== SET TASK ==
Gather the lines that hold the string "STERLET".

━━ RECORD EXTRACTS

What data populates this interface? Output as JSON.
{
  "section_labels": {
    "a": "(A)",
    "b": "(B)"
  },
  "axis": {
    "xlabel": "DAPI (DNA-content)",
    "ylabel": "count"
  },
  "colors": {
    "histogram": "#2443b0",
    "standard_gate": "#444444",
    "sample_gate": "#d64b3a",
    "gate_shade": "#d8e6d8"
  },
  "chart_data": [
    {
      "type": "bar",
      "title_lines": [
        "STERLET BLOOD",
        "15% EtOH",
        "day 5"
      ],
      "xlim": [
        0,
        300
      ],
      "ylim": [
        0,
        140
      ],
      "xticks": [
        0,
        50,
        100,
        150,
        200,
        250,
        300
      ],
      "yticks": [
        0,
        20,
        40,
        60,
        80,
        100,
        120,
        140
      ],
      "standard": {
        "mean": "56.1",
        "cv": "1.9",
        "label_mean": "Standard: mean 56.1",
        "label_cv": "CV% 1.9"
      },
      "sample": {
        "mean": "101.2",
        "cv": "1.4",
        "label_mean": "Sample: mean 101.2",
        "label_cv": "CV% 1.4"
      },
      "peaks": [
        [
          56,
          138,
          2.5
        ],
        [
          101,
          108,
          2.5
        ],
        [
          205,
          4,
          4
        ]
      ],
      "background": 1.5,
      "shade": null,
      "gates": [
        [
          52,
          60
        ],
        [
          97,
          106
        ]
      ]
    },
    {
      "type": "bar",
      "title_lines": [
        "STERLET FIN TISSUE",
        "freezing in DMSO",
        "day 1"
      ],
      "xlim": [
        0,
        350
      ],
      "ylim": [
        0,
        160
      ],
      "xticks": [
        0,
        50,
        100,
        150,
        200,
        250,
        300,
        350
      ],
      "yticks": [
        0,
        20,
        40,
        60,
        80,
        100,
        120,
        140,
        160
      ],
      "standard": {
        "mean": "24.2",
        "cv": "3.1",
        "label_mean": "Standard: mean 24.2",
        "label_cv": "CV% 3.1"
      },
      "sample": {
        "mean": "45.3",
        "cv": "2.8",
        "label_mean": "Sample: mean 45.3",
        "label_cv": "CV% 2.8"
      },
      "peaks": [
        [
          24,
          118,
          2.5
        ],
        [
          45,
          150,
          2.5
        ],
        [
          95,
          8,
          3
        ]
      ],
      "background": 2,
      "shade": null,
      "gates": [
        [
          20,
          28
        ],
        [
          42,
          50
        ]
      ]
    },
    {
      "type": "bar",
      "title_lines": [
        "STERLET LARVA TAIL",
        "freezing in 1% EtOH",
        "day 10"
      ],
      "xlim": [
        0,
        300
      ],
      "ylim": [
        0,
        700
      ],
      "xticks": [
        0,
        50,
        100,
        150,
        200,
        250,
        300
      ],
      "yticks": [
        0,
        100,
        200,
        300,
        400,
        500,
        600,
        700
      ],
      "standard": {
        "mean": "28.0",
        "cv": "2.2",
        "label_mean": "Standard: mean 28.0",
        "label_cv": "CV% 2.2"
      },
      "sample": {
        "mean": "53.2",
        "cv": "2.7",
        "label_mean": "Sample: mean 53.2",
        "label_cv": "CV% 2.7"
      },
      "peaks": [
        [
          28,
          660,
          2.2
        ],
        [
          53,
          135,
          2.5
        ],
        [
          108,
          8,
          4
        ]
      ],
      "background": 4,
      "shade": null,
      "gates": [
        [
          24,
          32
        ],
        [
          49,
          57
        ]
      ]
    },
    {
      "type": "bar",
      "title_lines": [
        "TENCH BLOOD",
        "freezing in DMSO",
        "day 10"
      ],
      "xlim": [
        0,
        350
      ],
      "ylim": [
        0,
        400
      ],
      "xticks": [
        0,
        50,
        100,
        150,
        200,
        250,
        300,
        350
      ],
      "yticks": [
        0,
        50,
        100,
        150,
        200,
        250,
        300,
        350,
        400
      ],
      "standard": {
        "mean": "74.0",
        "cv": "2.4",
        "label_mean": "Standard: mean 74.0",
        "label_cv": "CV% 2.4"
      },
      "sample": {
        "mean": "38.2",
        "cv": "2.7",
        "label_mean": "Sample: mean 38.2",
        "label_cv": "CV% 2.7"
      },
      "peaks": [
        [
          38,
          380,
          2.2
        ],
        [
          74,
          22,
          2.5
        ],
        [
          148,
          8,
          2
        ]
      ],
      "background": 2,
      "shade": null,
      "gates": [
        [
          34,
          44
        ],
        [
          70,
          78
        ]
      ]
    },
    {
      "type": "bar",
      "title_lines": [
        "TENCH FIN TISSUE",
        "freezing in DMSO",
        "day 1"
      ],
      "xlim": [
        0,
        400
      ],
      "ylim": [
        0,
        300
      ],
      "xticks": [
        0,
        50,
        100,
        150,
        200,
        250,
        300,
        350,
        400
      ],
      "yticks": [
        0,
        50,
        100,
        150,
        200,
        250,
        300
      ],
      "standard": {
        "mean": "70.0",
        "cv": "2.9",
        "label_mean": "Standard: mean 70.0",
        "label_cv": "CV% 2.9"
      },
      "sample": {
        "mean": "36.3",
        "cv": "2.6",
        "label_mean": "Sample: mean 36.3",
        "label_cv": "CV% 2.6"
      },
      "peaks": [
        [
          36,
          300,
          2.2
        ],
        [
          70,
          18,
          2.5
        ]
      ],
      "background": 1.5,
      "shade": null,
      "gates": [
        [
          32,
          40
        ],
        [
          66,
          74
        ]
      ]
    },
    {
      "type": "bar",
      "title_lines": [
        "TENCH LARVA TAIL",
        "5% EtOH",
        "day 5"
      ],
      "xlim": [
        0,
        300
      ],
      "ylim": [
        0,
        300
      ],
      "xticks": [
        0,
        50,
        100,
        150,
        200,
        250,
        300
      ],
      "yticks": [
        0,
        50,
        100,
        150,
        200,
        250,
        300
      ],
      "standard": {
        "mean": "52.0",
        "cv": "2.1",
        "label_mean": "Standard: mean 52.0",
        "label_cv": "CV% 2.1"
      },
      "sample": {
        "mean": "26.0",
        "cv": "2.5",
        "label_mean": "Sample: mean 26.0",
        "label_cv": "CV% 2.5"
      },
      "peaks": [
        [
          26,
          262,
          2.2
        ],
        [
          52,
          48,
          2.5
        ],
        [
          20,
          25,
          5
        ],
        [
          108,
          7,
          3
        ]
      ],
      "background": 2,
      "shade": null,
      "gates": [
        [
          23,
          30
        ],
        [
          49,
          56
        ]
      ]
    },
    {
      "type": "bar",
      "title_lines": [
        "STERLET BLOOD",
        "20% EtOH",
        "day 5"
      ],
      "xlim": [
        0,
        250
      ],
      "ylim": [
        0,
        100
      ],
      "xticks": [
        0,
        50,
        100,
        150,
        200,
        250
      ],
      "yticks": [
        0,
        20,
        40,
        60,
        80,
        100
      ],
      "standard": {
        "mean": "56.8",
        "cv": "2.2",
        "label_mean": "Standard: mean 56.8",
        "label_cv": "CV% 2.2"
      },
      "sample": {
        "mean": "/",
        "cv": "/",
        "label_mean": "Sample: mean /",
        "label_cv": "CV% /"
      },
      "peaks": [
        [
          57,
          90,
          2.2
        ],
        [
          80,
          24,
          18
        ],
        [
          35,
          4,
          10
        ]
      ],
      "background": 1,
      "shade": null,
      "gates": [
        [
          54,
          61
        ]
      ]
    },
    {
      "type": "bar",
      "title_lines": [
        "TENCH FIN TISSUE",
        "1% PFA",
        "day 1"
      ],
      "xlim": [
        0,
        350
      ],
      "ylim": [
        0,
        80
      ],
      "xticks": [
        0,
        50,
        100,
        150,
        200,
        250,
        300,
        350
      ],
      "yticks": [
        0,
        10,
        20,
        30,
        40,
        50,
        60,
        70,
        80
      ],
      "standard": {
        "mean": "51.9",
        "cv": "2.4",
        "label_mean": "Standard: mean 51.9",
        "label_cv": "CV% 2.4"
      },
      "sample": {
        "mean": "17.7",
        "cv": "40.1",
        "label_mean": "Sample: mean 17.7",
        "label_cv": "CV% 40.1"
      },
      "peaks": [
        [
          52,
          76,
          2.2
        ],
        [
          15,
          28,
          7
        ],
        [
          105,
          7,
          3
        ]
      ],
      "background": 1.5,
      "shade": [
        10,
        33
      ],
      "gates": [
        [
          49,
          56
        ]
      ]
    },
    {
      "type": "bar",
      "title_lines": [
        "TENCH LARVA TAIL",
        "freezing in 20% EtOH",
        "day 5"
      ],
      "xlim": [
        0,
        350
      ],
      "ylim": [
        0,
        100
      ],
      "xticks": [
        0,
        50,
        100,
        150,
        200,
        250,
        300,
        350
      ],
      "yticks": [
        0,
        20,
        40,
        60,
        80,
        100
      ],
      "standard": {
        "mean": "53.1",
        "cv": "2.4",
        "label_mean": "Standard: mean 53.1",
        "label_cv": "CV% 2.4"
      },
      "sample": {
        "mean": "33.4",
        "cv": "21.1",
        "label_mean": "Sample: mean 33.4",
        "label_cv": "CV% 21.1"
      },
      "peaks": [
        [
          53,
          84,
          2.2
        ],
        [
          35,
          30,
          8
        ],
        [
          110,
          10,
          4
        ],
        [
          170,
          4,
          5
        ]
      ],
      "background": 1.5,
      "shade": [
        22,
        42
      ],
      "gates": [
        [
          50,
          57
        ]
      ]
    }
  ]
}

━━━━

== RESPONSE FOR THIS EXERCISE ==
        "STERLET BLOOD",
        "STERLET FIN TISSUE",
        "STERLET LARVA TAIL",
        "STERLET BLOOD",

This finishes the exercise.